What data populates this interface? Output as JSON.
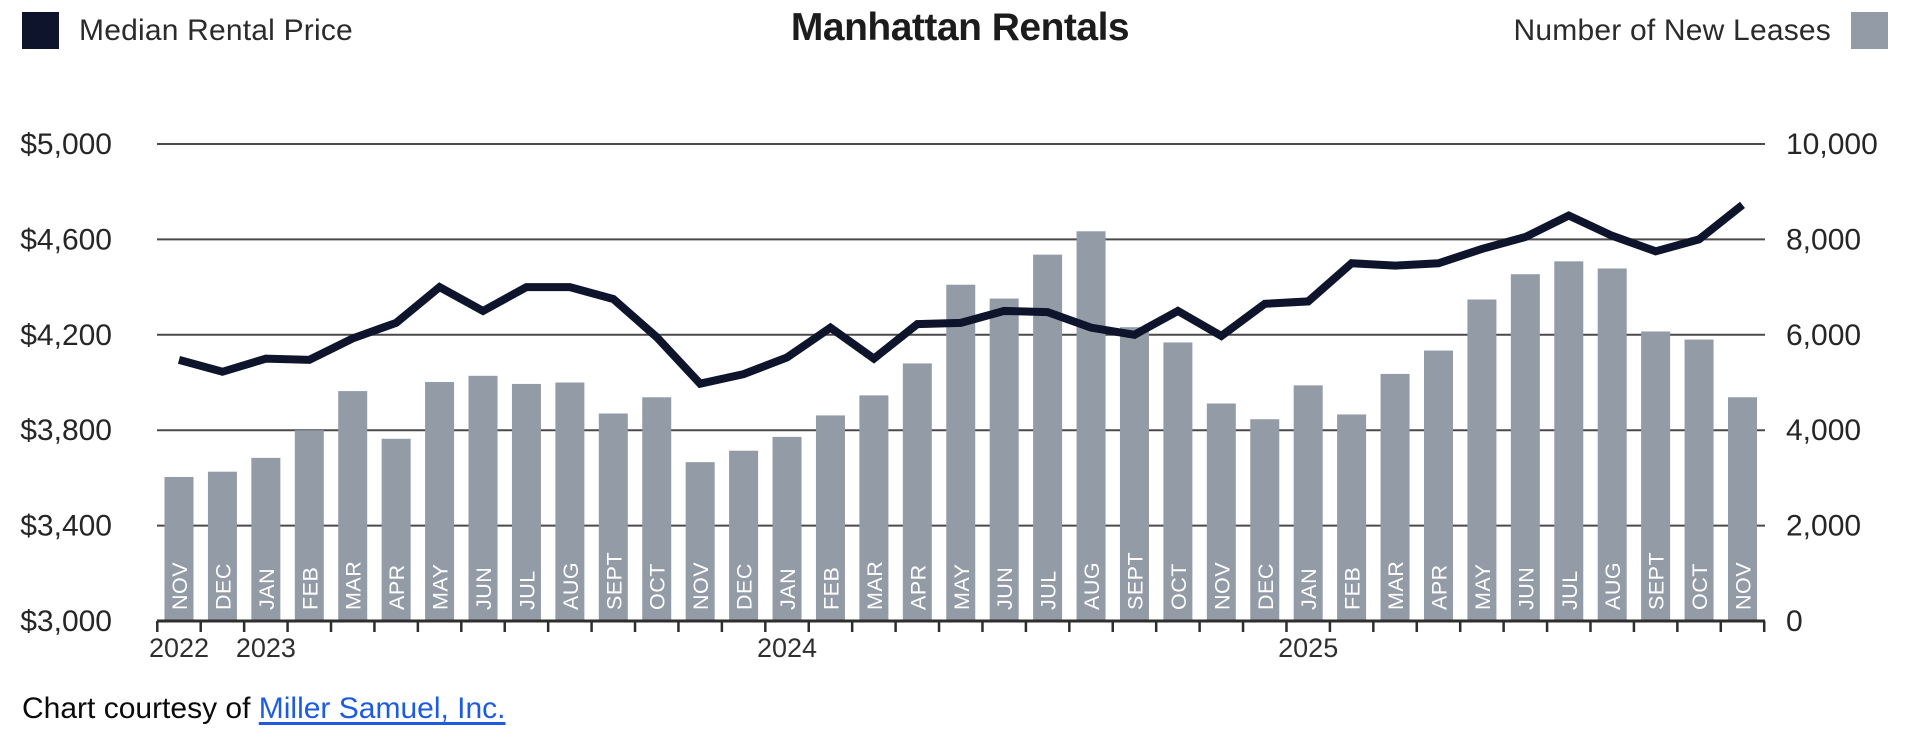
{
  "header": {
    "title": "Manhattan Rentals",
    "legend_left": {
      "label": "Median Rental Price"
    },
    "legend_right": {
      "label": "Number of New Leases"
    }
  },
  "footer": {
    "prefix": "Chart courtesy of ",
    "link_text": "Miller Samuel, Inc."
  },
  "colors": {
    "line": "#0e142b",
    "bar": "#939ba7",
    "grid": "#4a4a4a",
    "axis": "#2e2e2e",
    "label": "#262626",
    "year": "#2f2f2f",
    "title": "#1c1c1c",
    "month": "#ffffff",
    "link": "#1d5be0"
  },
  "chart_data": {
    "type": "bar+line combo",
    "title": "Manhattan Rentals",
    "x": [
      "NOV",
      "DEC",
      "JAN",
      "FEB",
      "MAR",
      "APR",
      "MAY",
      "JUN",
      "JUL",
      "AUG",
      "SEPT",
      "OCT",
      "NOV",
      "DEC",
      "JAN",
      "FEB",
      "MAR",
      "APR",
      "MAY",
      "JUN",
      "JUL",
      "AUG",
      "SEPT",
      "OCT",
      "NOV",
      "DEC",
      "JAN",
      "FEB",
      "MAR",
      "APR",
      "MAY",
      "JUN",
      "JUL",
      "AUG",
      "SEPT",
      "OCT",
      "NOV"
    ],
    "years": [
      {
        "label": "2022",
        "month_index": 0
      },
      {
        "label": "2023",
        "month_index": 2
      },
      {
        "label": "2024",
        "month_index": 14
      },
      {
        "label": "2025",
        "month_index": 26
      }
    ],
    "series": [
      {
        "name": "Median Rental Price",
        "type": "line",
        "axis": "left",
        "values": [
          4095,
          4045,
          4100,
          4095,
          4185,
          4250,
          4400,
          4300,
          4400,
          4400,
          4350,
          4190,
          3995,
          4035,
          4105,
          4230,
          4100,
          4245,
          4250,
          4300,
          4295,
          4230,
          4200,
          4300,
          4195,
          4330,
          4340,
          4500,
          4490,
          4500,
          4560,
          4610,
          4700,
          4615,
          4550,
          4600,
          4745
        ]
      },
      {
        "name": "Number of New Leases",
        "type": "bar",
        "axis": "right",
        "values": [
          3020,
          3130,
          3420,
          4000,
          4820,
          3820,
          5010,
          5140,
          4970,
          5000,
          4350,
          4690,
          3330,
          3570,
          3860,
          4310,
          4730,
          5400,
          7050,
          6760,
          7680,
          8170,
          6160,
          5840,
          4560,
          4230,
          4940,
          4330,
          5180,
          5670,
          6740,
          7270,
          7540,
          7390,
          6070,
          5900,
          4690
        ]
      }
    ],
    "left_axis": {
      "min": 3000,
      "max": 5000,
      "tick_labels": [
        "$5,000",
        "$4,600",
        "$4,200",
        "$3,800",
        "$3,400",
        "$3,000"
      ]
    },
    "right_axis": {
      "min": 0,
      "max": 10000,
      "tick_labels": [
        "10,000",
        "8,000",
        "6,000",
        "4,000",
        "2,000",
        "0"
      ]
    },
    "grid": "horizontal only",
    "legend_position": "top-left (line), top-right (bars)"
  }
}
_____
— Stated exercise —
Set down the material exactly, every line of it, except for the pictures.

— Worked answer —
What data populates this interface? Output as JSON.
{
  "header": {
    "title": "Manhattan Rentals",
    "legend_left": {
      "label": "Median Rental Price"
    },
    "legend_right": {
      "label": "Number of New Leases"
    }
  },
  "footer": {
    "prefix": "Chart courtesy of ",
    "link_text": "Miller Samuel, Inc."
  },
  "colors": {
    "line": "#0e142b",
    "bar": "#939ba7",
    "grid": "#4a4a4a",
    "axis": "#2e2e2e",
    "label": "#262626",
    "year": "#2f2f2f",
    "title": "#1c1c1c",
    "month": "#ffffff",
    "link": "#1d5be0"
  },
  "chart_data": {
    "type": "bar+line combo",
    "title": "Manhattan Rentals",
    "x": [
      "NOV",
      "DEC",
      "JAN",
      "FEB",
      "MAR",
      "APR",
      "MAY",
      "JUN",
      "JUL",
      "AUG",
      "SEPT",
      "OCT",
      "NOV",
      "DEC",
      "JAN",
      "FEB",
      "MAR",
      "APR",
      "MAY",
      "JUN",
      "JUL",
      "AUG",
      "SEPT",
      "OCT",
      "NOV",
      "DEC",
      "JAN",
      "FEB",
      "MAR",
      "APR",
      "MAY",
      "JUN",
      "JUL",
      "AUG",
      "SEPT",
      "OCT",
      "NOV"
    ],
    "years": [
      {
        "label": "2022",
        "month_index": 0
      },
      {
        "label": "2023",
        "month_index": 2
      },
      {
        "label": "2024",
        "month_index": 14
      },
      {
        "label": "2025",
        "month_index": 26
      }
    ],
    "series": [
      {
        "name": "Median Rental Price",
        "type": "line",
        "axis": "left",
        "values": [
          4095,
          4045,
          4100,
          4095,
          4185,
          4250,
          4400,
          4300,
          4400,
          4400,
          4350,
          4190,
          3995,
          4035,
          4105,
          4230,
          4100,
          4245,
          4250,
          4300,
          4295,
          4230,
          4200,
          4300,
          4195,
          4330,
          4340,
          4500,
          4490,
          4500,
          4560,
          4610,
          4700,
          4615,
          4550,
          4600,
          4745
        ]
      },
      {
        "name": "Number of New Leases",
        "type": "bar",
        "axis": "right",
        "values": [
          3020,
          3130,
          3420,
          4000,
          4820,
          3820,
          5010,
          5140,
          4970,
          5000,
          4350,
          4690,
          3330,
          3570,
          3860,
          4310,
          4730,
          5400,
          7050,
          6760,
          7680,
          8170,
          6160,
          5840,
          4560,
          4230,
          4940,
          4330,
          5180,
          5670,
          6740,
          7270,
          7540,
          7390,
          6070,
          5900,
          4690
        ]
      }
    ],
    "left_axis": {
      "min": 3000,
      "max": 5000,
      "tick_labels": [
        "$5,000",
        "$4,600",
        "$4,200",
        "$3,800",
        "$3,400",
        "$3,000"
      ]
    },
    "right_axis": {
      "min": 0,
      "max": 10000,
      "tick_labels": [
        "10,000",
        "8,000",
        "6,000",
        "4,000",
        "2,000",
        "0"
      ]
    },
    "grid": "horizontal only",
    "legend_position": "top-left (line), top-right (bars)"
  }
}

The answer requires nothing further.